Liberals face daunting challenge after Aston byelection calamity

The result of Saturday’s Aston byelection is indelible proof that the Liberal Party is being expelled from its heartland in one of Australia’s biggest cities and faces a daunting challenge in making itself relevant to contemporary politics.

Federal Liberal leader Peter Dutton accepted responsibility for leading the first federal opposition in a century to lose a seat to the government in a byelection, but he blamed the loss on the Liberals’ standing in Victoria, which he noted had been in a decline since John Howard won government.

“I think in recent years the Liberal Party has allowed itself to be defined by our opponents, and I think it’s time for us to take that back,” he said. “Stand up for what we believe in, whether it’s trendy or not.”

+++

What is required: Name every place mentioned in the article on the Aston byelection. Nothing in the lines that come next matters for this.

Collected material:
+++

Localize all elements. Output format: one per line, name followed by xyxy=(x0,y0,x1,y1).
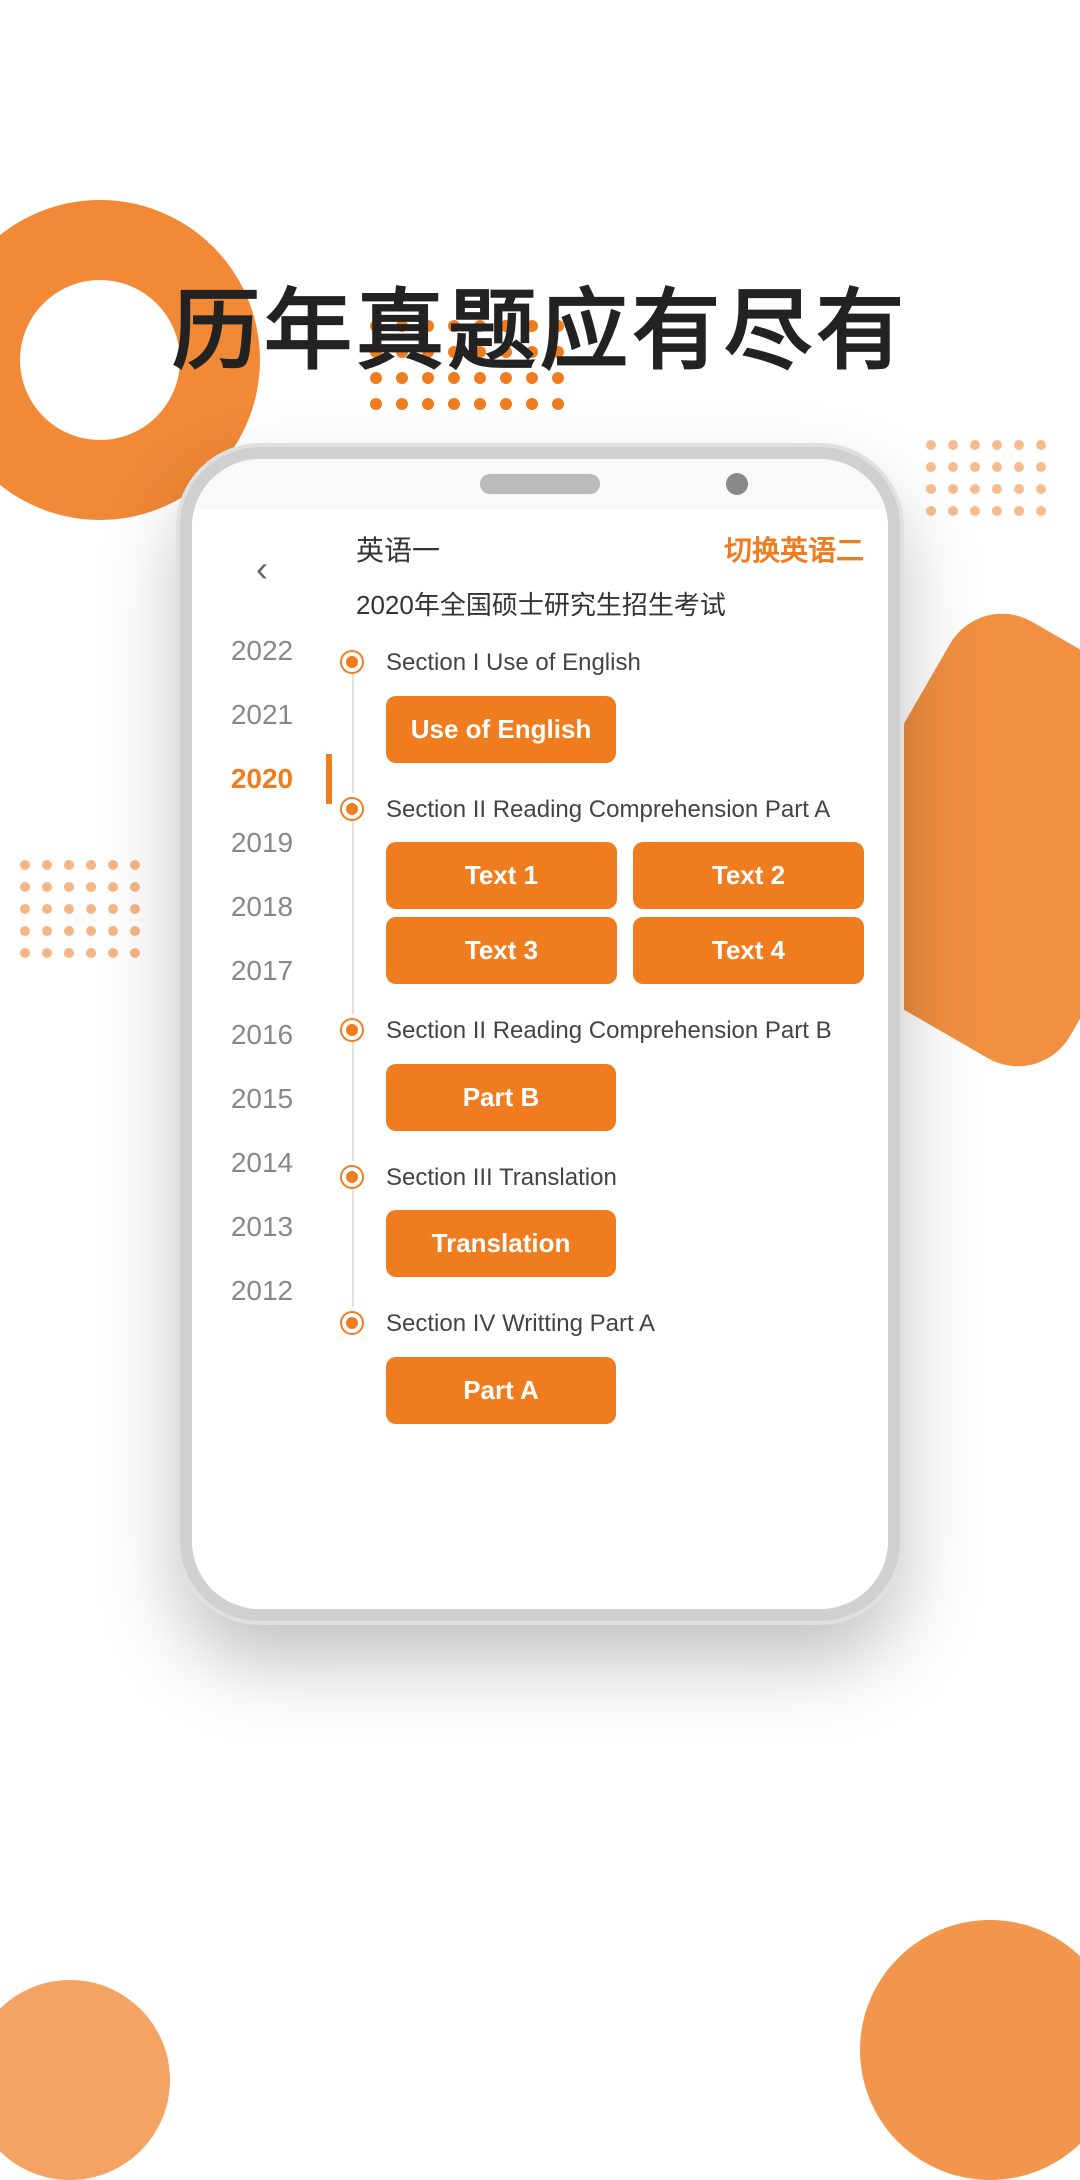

+++

Complete answer: Aston, Australia, Victoria